**Task description**.
Omit the images, then print each record below exactly as it reads.

───

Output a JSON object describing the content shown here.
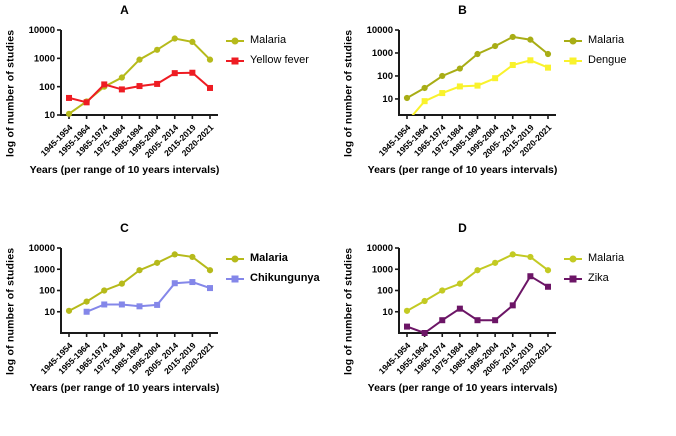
{
  "figure_background": "#ffffff",
  "axis_color": "#1a1a1a",
  "chart_data": [
    {
      "type": "line",
      "panel_label": "A",
      "xlabel": "Years (per range of 10 years intervals)",
      "ylabel": "log of number of studies",
      "categories": [
        "1945-1954",
        "1955-1964",
        "1965-1974",
        "1975-1984",
        "1985-1994",
        "1995-2004",
        "2005- 2014",
        "2015-2019",
        "2020-2021"
      ],
      "yticks": [
        10,
        100,
        1000,
        10000
      ],
      "ylim": [
        10,
        10000
      ],
      "yscale": "log",
      "grid": false,
      "legend_position": "right",
      "series": [
        {
          "name": "Malaria",
          "color": "#b6ba1b",
          "marker": "circle",
          "values": [
            11,
            30,
            100,
            210,
            900,
            2000,
            5000,
            3800,
            900
          ]
        },
        {
          "name": "Yellow fever",
          "color": "#ee1c23",
          "marker": "square",
          "values": [
            40,
            28,
            120,
            80,
            105,
            125,
            300,
            310,
            90
          ]
        }
      ]
    },
    {
      "type": "line",
      "panel_label": "B",
      "xlabel": "Years (per range of 10 years intervals)",
      "ylabel": "log of number of studies",
      "categories": [
        "1945-1954",
        "1955-1964",
        "1965-1974",
        "1975-1984",
        "1985-1994",
        "1995-2004",
        "2005- 2014",
        "2015-2019",
        "2020-2021"
      ],
      "yticks": [
        10,
        100,
        1000,
        10000
      ],
      "ylim": [
        2,
        10000
      ],
      "yscale": "log",
      "grid": false,
      "legend_position": "right",
      "series": [
        {
          "name": "Malaria",
          "color": "#a8ad15",
          "marker": "circle",
          "values": [
            11,
            30,
            100,
            210,
            900,
            2000,
            5000,
            3800,
            900
          ]
        },
        {
          "name": "Dengue",
          "color": "#f9f22c",
          "marker": "square",
          "values": [
            1,
            8,
            18,
            35,
            38,
            80,
            300,
            480,
            230
          ]
        }
      ]
    },
    {
      "type": "line",
      "panel_label": "C",
      "xlabel": "Years (per range of 10 years intervals)",
      "ylabel": "log of number of studies",
      "categories": [
        "1945-1954",
        "1955-1964",
        "1965-1974",
        "1975-1984",
        "1985-1994",
        "1995-2004",
        "2005- 2014",
        "2015-2019",
        "2020-2021"
      ],
      "yticks": [
        10,
        100,
        1000,
        10000
      ],
      "ylim": [
        1,
        10000
      ],
      "yscale": "log",
      "grid": false,
      "legend_position": "right",
      "series": [
        {
          "name": "Malaria",
          "color": "#b6ba1b",
          "marker": "circle",
          "values": [
            11,
            30,
            100,
            210,
            900,
            2000,
            5000,
            3800,
            900
          ]
        },
        {
          "name": "Chikungunya",
          "color": "#8487e9",
          "marker": "square",
          "values": [
            null,
            10,
            22,
            22,
            18,
            21,
            220,
            250,
            130
          ]
        }
      ]
    },
    {
      "type": "line",
      "panel_label": "D",
      "xlabel": "Years (per range of 10 years intervals)",
      "ylabel": "log of number of studies",
      "categories": [
        "1945-1954",
        "1955-1964",
        "1965-1974",
        "1975-1984",
        "1985-1994",
        "1995-2004",
        "2005- 2014",
        "2015-2019",
        "2020-2021"
      ],
      "yticks": [
        10,
        100,
        1000,
        10000
      ],
      "ylim": [
        1,
        10000
      ],
      "yscale": "log",
      "grid": false,
      "legend_position": "right",
      "series": [
        {
          "name": "Malaria",
          "color": "#c3ca23",
          "marker": "circle",
          "values": [
            11,
            32,
            100,
            210,
            900,
            2000,
            5000,
            3800,
            900
          ]
        },
        {
          "name": "Zika",
          "color": "#6c1566",
          "marker": "square",
          "values": [
            2,
            1,
            4,
            14,
            4,
            4,
            20,
            470,
            150
          ]
        }
      ]
    }
  ]
}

───

**Written answer**.
Output a JSON object describing the content shown here.
{
  "figure_background": "#ffffff",
  "axis_color": "#1a1a1a",
  "chart_data": [
    {
      "type": "line",
      "panel_label": "A",
      "xlabel": "Years (per range of 10 years intervals)",
      "ylabel": "log of number of studies",
      "categories": [
        "1945-1954",
        "1955-1964",
        "1965-1974",
        "1975-1984",
        "1985-1994",
        "1995-2004",
        "2005- 2014",
        "2015-2019",
        "2020-2021"
      ],
      "yticks": [
        10,
        100,
        1000,
        10000
      ],
      "ylim": [
        10,
        10000
      ],
      "yscale": "log",
      "grid": false,
      "legend_position": "right",
      "series": [
        {
          "name": "Malaria",
          "color": "#b6ba1b",
          "marker": "circle",
          "values": [
            11,
            30,
            100,
            210,
            900,
            2000,
            5000,
            3800,
            900
          ]
        },
        {
          "name": "Yellow fever",
          "color": "#ee1c23",
          "marker": "square",
          "values": [
            40,
            28,
            120,
            80,
            105,
            125,
            300,
            310,
            90
          ]
        }
      ]
    },
    {
      "type": "line",
      "panel_label": "B",
      "xlabel": "Years (per range of 10 years intervals)",
      "ylabel": "log of number of studies",
      "categories": [
        "1945-1954",
        "1955-1964",
        "1965-1974",
        "1975-1984",
        "1985-1994",
        "1995-2004",
        "2005- 2014",
        "2015-2019",
        "2020-2021"
      ],
      "yticks": [
        10,
        100,
        1000,
        10000
      ],
      "ylim": [
        2,
        10000
      ],
      "yscale": "log",
      "grid": false,
      "legend_position": "right",
      "series": [
        {
          "name": "Malaria",
          "color": "#a8ad15",
          "marker": "circle",
          "values": [
            11,
            30,
            100,
            210,
            900,
            2000,
            5000,
            3800,
            900
          ]
        },
        {
          "name": "Dengue",
          "color": "#f9f22c",
          "marker": "square",
          "values": [
            1,
            8,
            18,
            35,
            38,
            80,
            300,
            480,
            230
          ]
        }
      ]
    },
    {
      "type": "line",
      "panel_label": "C",
      "xlabel": "Years (per range of 10 years intervals)",
      "ylabel": "log of number of studies",
      "categories": [
        "1945-1954",
        "1955-1964",
        "1965-1974",
        "1975-1984",
        "1985-1994",
        "1995-2004",
        "2005- 2014",
        "2015-2019",
        "2020-2021"
      ],
      "yticks": [
        10,
        100,
        1000,
        10000
      ],
      "ylim": [
        1,
        10000
      ],
      "yscale": "log",
      "grid": false,
      "legend_position": "right",
      "series": [
        {
          "name": "Malaria",
          "color": "#b6ba1b",
          "marker": "circle",
          "values": [
            11,
            30,
            100,
            210,
            900,
            2000,
            5000,
            3800,
            900
          ]
        },
        {
          "name": "Chikungunya",
          "color": "#8487e9",
          "marker": "square",
          "values": [
            null,
            10,
            22,
            22,
            18,
            21,
            220,
            250,
            130
          ]
        }
      ]
    },
    {
      "type": "line",
      "panel_label": "D",
      "xlabel": "Years (per range of 10 years intervals)",
      "ylabel": "log of number of studies",
      "categories": [
        "1945-1954",
        "1955-1964",
        "1965-1974",
        "1975-1984",
        "1985-1994",
        "1995-2004",
        "2005- 2014",
        "2015-2019",
        "2020-2021"
      ],
      "yticks": [
        10,
        100,
        1000,
        10000
      ],
      "ylim": [
        1,
        10000
      ],
      "yscale": "log",
      "grid": false,
      "legend_position": "right",
      "series": [
        {
          "name": "Malaria",
          "color": "#c3ca23",
          "marker": "circle",
          "values": [
            11,
            32,
            100,
            210,
            900,
            2000,
            5000,
            3800,
            900
          ]
        },
        {
          "name": "Zika",
          "color": "#6c1566",
          "marker": "square",
          "values": [
            2,
            1,
            4,
            14,
            4,
            4,
            20,
            470,
            150
          ]
        }
      ]
    }
  ]
}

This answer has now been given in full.